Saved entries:
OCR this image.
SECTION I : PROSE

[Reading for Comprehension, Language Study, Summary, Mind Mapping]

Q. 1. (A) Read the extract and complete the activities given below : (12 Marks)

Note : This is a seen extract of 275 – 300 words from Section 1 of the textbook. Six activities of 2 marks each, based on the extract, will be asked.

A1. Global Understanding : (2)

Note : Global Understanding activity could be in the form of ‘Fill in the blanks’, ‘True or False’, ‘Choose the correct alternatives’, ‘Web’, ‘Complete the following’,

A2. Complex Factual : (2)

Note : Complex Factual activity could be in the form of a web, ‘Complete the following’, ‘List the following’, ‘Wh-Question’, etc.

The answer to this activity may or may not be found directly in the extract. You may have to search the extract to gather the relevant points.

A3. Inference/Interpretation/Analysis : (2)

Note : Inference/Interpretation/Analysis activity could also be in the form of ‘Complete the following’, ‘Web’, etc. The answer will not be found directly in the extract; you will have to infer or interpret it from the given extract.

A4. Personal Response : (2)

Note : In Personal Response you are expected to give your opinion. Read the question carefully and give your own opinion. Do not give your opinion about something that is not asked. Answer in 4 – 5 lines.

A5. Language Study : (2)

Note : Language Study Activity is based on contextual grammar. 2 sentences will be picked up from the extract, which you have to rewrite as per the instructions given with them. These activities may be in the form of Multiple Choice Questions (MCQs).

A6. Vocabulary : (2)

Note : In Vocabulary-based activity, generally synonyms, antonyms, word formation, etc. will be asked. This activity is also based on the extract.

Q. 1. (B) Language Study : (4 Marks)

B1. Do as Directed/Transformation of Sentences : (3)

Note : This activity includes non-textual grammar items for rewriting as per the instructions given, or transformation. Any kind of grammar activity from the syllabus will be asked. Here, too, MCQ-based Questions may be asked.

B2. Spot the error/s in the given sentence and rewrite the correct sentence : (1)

**AIM OF THE EXERCISE:** Look over the records above and copy each line that includes the string "will".

**WRITTEN RESPONSE:**
Note : This is a seen extract of 275 – 300 words from Section 1 of the textbook. Six activities of 2 marks each, based on the extract, will be asked.
Note : Inference/Interpretation/Analysis activity could also be in the form of ‘Complete the following’, ‘Web’, etc. The answer will not be found directly in the extract; you will have to infer or interpret it from the given extract.
Note : Language Study Activity is based on contextual grammar. 2 sentences will be picked up from the extract, which you have to rewrite as per the instructions given with them. These activities may be in the form of Multiple Choice Questions (MCQs).
Note : In Vocabulary-based activity, generally synonyms, antonyms, word formation, etc. will be asked. This activity is also based on the extract.
Note : This activity includes non-textual grammar items for rewriting as per the instructions given, or transformation. Any kind of grammar activity from the syllabus will be asked. Here, too, MCQ-based Questions may be asked.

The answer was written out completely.